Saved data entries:
>> BEGIN
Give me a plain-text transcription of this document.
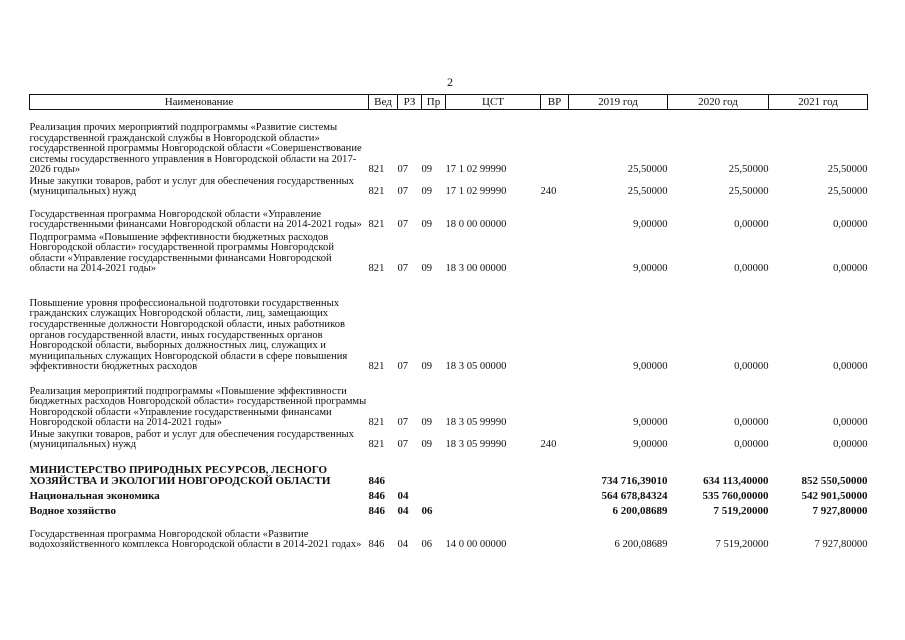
2
Наименование	Вед	РЗ	Пр	ЦСТ	ВР	2019 год	2020 год	2021 год
Реализация прочих мероприятий подпрограммы «Развитие системы государственной гражданской службы в Новгородской области» государственной программы Новгородской области «Совершенствование системы государственного управления в Новгородской области на 2017-2026 годы»	821	07	09	17 1 02 99990		25,50000	25,50000	25,50000
Иные закупки товаров, работ и услуг для обеспечения государственных (муниципальных) нужд	821	07	09	17 1 02 99990	240	25,50000	25,50000	25,50000
Государственная программа Новгородской области «Управление государственными финансами Новгородской области на 2014-2021 годы»	821	07	09	18 0 00 00000		9,00000	0,00000	0,00000
Подпрограмма «Повышение эффективности бюджетных расходов Новгородской области» государственной программы Новгородской области «Управление государственными финансами Новгородской области на 2014-2021 годы»	821	07	09	18 3 00 00000		9,00000	0,00000	0,00000
Повышение уровня профессиональной подготовки государственных гражданских служащих Новгородской области, лиц, замещающих государственные должности Новгородской области, иных работников органов государственной власти, иных государственных органов Новгородской области, выборных должностных лиц, служащих и муниципальных служащих Новгородской области в сфере повышения эффективности бюджетных расходов	821	07	09	18 3 05 00000		9,00000	0,00000	0,00000
Реализация мероприятий подпрограммы «Повышение эффективности бюджетных расходов Новгородской области» государственной программы Новгородской области «Управление государственными финансами Новгородской области на 2014-2021 годы»	821	07	09	18 3 05 99990		9,00000	0,00000	0,00000
Иные закупки товаров, работ и услуг для обеспечения государственных (муниципальных) нужд	821	07	09	18 3 05 99990	240	9,00000	0,00000	0,00000
МИНИСТЕРСТВО ПРИРОДНЫХ РЕСУРСОВ, ЛЕСНОГО ХОЗЯЙСТВА И ЭКОЛОГИИ НОВГОРОДСКОЙ ОБЛАСТИ	846					734 716,39010	634 113,40000	852 550,50000
Национальная экономика	846	04				564 678,84324	535 760,00000	542 901,50000
Водное хозяйство	846	04	06			6 200,08689	7 519,20000	7 927,80000
Государственная программа Новгородской области «Развитие водохозяйственного комплекса Новгородской области в 2014-2021 годах»	846	04	06	14 0 00 00000		6 200,08689	7 519,20000	7 927,80000
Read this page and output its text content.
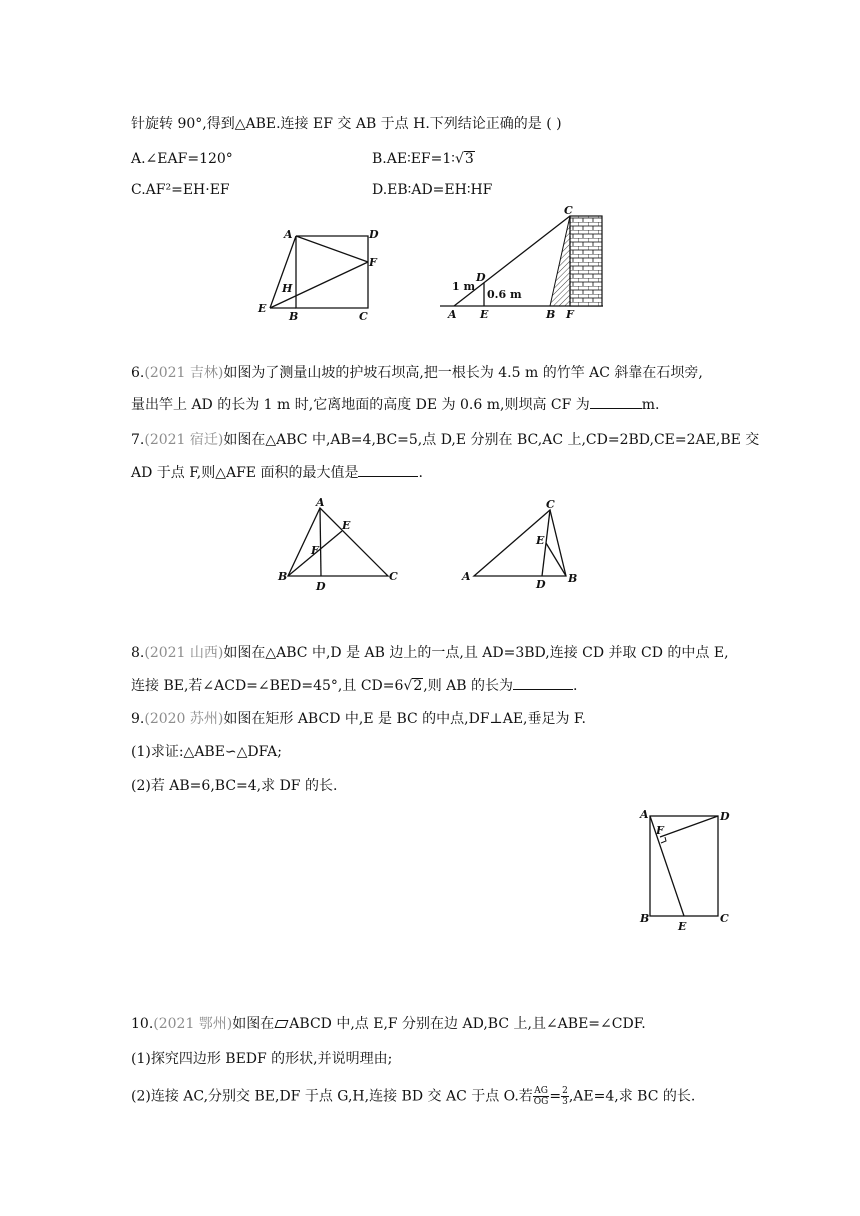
针旋转 90°,得到△ABE.连接 EF 交 AB 于点 H.下列结论正确的是 ( )
A.∠EAF=120°	B.AE∶EF=1∶√3
C.AF²=EH·EF	D.EB∶AD=EH∶HF
A	D
F
H
E
B	C
C
D
1 m
0.6 m
A E	B F
6.(2021 吉林)如图为了测量山坡的护坡石坝高,把一根长为 4.5 m 的竹竿 AC 斜靠在石坝旁,
量出竿上 AD 的长为 1 m 时,它离地面的高度 DE 为 0.6 m,则坝高 CF 为	m.
7.(2021 宿迁)如图在△ABC 中,AB=4,BC=5,点 D,E 分别在 BC,AC 上,CD=2BD,CE=2AE,BE 交
AD 于点 F,则△AFE 面积的最大值是	.
A
E
F
B
D
C
C
E
A
D B
8.(2021 山西)如图在△ABC 中,D 是 AB 边上的一点,且 AD=3BD,连接 CD 并取 CD 的中点 E,
连接 BE,若∠ACD=∠BED=45°,且 CD=6√2,则 AB 的长为	.
9.(2020 苏州)如图在矩形 ABCD 中,E 是 BC 的中点,DF⊥AE,垂足为 F.
(1)求证:△ABE∽△DFA;
(2)若 AB=6,BC=4,求 DF 的长.
A	D
F
B
E
C
10.(2021 鄂州)如图在 ABCD 中,点 E,F 分别在边 AD,BC 上,且∠ABE=∠CDF.
(1)探究四边形 BEDF 的形状,并说明理由;
(2)连接 AC,分别交 BE,DF 于点 G,H,连接 BD 交 AC 于点 O.若 $\frac{AG}{OG} = \frac{2}{3} ,AE=4$,求 BC 的长.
>> END
Transcribe the material as is, with images omitted.

Give me a plain-text transcription of this document.
2
Наименование	Вед	РЗ	Пр	ЦСТ	ВР	2019 год	2020 год	2021 год
Реализация прочих мероприятий подпрограммы «Развитие системы государственной гражданской службы в Новгородской области» государственной программы Новгородской области «Совершенствование системы государственного управления в Новгородской области на 2017-2026 годы»	821	07	09	17 1 02 99990		25,50000	25,50000	25,50000
Иные закупки товаров, работ и услуг для обеспечения государственных (муниципальных) нужд	821	07	09	17 1 02 99990	240	25,50000	25,50000	25,50000
Государственная программа Новгородской области «Управление государственными финансами Новгородской области на 2014-2021 годы»	821	07	09	18 0 00 00000		9,00000	0,00000	0,00000
Подпрограмма «Повышение эффективности бюджетных расходов Новгородской области» государственной программы Новгородской области «Управление государственными финансами Новгородской области на 2014-2021 годы»	821	07	09	18 3 00 00000		9,00000	0,00000	0,00000
Повышение уровня профессиональной подготовки государственных гражданских служащих Новгородской области, лиц, замещающих государственные должности Новгородской области, иных работников органов государственной власти, иных государственных органов Новгородской области, выборных должностных лиц, служащих и муниципальных служащих Новгородской области в сфере повышения эффективности бюджетных расходов	821	07	09	18 3 05 00000		9,00000	0,00000	0,00000
Реализация мероприятий подпрограммы «Повышение эффективности бюджетных расходов Новгородской области» государственной программы Новгородской области «Управление государственными финансами Новгородской области на 2014-2021 годы»	821	07	09	18 3 05 99990		9,00000	0,00000	0,00000
Иные закупки товаров, работ и услуг для обеспечения государственных (муниципальных) нужд	821	07	09	18 3 05 99990	240	9,00000	0,00000	0,00000
МИНИСТЕРСТВО ПРИРОДНЫХ РЕСУРСОВ, ЛЕСНОГО ХОЗЯЙСТВА И ЭКОЛОГИИ НОВГОРОДСКОЙ ОБЛАСТИ	846					734 716,39010	634 113,40000	852 550,50000
Национальная экономика	846	04				564 678,84324	535 760,00000	542 901,50000
Водное хозяйство	846	04	06			6 200,08689	7 519,20000	7 927,80000
Государственная программа Новгородской области «Развитие водохозяйственного комплекса Новгородской области в 2014-2021 годах»	846	04	06	14 0 00 00000		6 200,08689	7 519,20000	7 927,80000
Read this page and output its text content.
针旋转 90°,得到△ABE.连接 EF 交 AB 于点 H.下列结论正确的是 ( )
A.∠EAF=120°	B.AE∶EF=1∶√3
C.AF²=EH·EF	D.EB∶AD=EH∶HF
A	D
F
H
E
B	C
C
D
1 m
0.6 m
A E	B F
6.(2021 吉林)如图为了测量山坡的护坡石坝高,把一根长为 4.5 m 的竹竿 AC 斜靠在石坝旁,
量出竿上 AD 的长为 1 m 时,它离地面的高度 DE 为 0.6 m,则坝高 CF 为	m.
7.(2021 宿迁)如图在△ABC 中,AB=4,BC=5,点 D,E 分别在 BC,AC 上,CD=2BD,CE=2AE,BE 交
AD 于点 F,则△AFE 面积的最大值是	.
A
E
F
B
D
C
C
E
A
D B
8.(2021 山西)如图在△ABC 中,D 是 AB 边上的一点,且 AD=3BD,连接 CD 并取 CD 的中点 E,
连接 BE,若∠ACD=∠BED=45°,且 CD=6√2,则 AB 的长为	.
9.(2020 苏州)如图在矩形 ABCD 中,E 是 BC 的中点,DF⊥AE,垂足为 F.
(1)求证:△ABE∽△DFA;
(2)若 AB=6,BC=4,求 DF 的长.
A	D
F
B
E
C
10.(2021 鄂州)如图在 ABCD 中,点 E,F 分别在边 AD,BC 上,且∠ABE=∠CDF.
(1)探究四边形 BEDF 的形状,并说明理由;
(2)连接 AC,分别交 BE,DF 于点 G,H,连接 BD 交 AC 于点 O.若 $\frac{AG}{OG} = \frac{2}{3} ,AE=4$,求 BC 的长.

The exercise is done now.